----- DATASET EXTRACT -----

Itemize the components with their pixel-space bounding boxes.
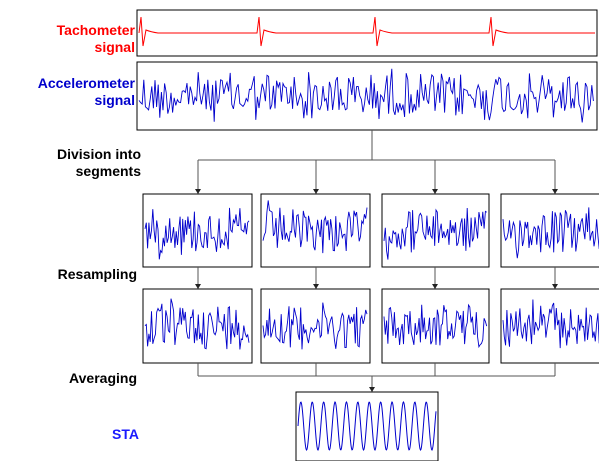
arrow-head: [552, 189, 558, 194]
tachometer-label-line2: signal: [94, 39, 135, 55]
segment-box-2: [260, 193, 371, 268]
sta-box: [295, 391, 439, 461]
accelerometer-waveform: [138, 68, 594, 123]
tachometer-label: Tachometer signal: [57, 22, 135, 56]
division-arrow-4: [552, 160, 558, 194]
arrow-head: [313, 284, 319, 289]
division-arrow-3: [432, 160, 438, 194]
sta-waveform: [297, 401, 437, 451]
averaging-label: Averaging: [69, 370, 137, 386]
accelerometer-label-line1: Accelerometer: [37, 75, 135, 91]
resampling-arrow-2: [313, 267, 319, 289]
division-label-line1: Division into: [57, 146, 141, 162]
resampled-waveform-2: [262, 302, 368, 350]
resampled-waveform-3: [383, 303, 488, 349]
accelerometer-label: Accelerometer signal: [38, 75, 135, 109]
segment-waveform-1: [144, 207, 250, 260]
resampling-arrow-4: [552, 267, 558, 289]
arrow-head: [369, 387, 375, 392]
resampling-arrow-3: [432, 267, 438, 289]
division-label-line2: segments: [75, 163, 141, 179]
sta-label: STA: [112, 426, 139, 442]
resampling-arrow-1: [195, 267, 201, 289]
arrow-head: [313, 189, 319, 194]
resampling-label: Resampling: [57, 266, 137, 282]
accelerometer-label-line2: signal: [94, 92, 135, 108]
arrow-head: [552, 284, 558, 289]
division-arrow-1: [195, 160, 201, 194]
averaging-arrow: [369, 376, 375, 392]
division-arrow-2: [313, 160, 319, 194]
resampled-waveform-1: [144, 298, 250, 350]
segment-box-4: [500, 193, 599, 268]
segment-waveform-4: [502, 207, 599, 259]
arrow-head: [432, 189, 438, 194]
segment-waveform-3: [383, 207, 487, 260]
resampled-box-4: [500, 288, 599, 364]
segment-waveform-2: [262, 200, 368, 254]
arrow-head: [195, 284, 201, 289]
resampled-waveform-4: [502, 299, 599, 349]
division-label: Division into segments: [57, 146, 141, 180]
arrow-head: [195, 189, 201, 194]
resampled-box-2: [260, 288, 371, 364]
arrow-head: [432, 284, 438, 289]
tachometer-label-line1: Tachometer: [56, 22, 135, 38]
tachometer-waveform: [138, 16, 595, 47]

-----

AIM OF THE EXERCISE -> Rename every "arrow-head" in the records above to "arrowhead" and reproduce all the records with nothing else changed. Leave out the picture lines.

RESULT FOR THIS EXERCISE ->
Itemize the components with their pixel-space bounding boxes.
arrowhead: [552, 189, 558, 194]
tachometer-label-line2: signal: [94, 39, 135, 55]
segment-box-2: [260, 193, 371, 268]
sta-box: [295, 391, 439, 461]
accelerometer-waveform: [138, 68, 594, 123]
tachometer-label: Tachometer signal: [57, 22, 135, 56]
division-arrow-4: [552, 160, 558, 194]
arrowhead: [313, 284, 319, 289]
division-arrow-3: [432, 160, 438, 194]
sta-waveform: [297, 401, 437, 451]
averaging-label: Averaging: [69, 370, 137, 386]
accelerometer-label-line1: Accelerometer: [37, 75, 135, 91]
resampling-arrow-2: [313, 267, 319, 289]
division-label-line1: Division into: [57, 146, 141, 162]
resampled-waveform-2: [262, 302, 368, 350]
resampled-waveform-3: [383, 303, 488, 349]
accelerometer-label: Accelerometer signal: [38, 75, 135, 109]
segment-waveform-1: [144, 207, 250, 260]
resampling-arrow-4: [552, 267, 558, 289]
arrowhead: [369, 387, 375, 392]
resampling-arrow-3: [432, 267, 438, 289]
division-label-line2: segments: [75, 163, 141, 179]
sta-label: STA: [112, 426, 139, 442]
resampling-arrow-1: [195, 267, 201, 289]
arrowhead: [313, 189, 319, 194]
resampling-label: Resampling: [57, 266, 137, 282]
accelerometer-label-line2: signal: [94, 92, 135, 108]
arrowhead: [552, 284, 558, 289]
division-arrow-1: [195, 160, 201, 194]
averaging-arrow: [369, 376, 375, 392]
division-arrow-2: [313, 160, 319, 194]
resampled-waveform-1: [144, 298, 250, 350]
segment-box-4: [500, 193, 599, 268]
segment-waveform-4: [502, 207, 599, 259]
arrowhead: [432, 189, 438, 194]
segment-waveform-3: [383, 207, 487, 260]
resampled-box-4: [500, 288, 599, 364]
segment-waveform-2: [262, 200, 368, 254]
arrowhead: [195, 284, 201, 289]
resampled-waveform-4: [502, 299, 599, 349]
division-label: Division into segments: [57, 146, 141, 180]
arrowhead: [195, 189, 201, 194]
resampled-box-2: [260, 288, 371, 364]
arrowhead: [432, 284, 438, 289]
tachometer-label-line1: Tachometer: [56, 22, 135, 38]
tachometer-waveform: [138, 16, 595, 47]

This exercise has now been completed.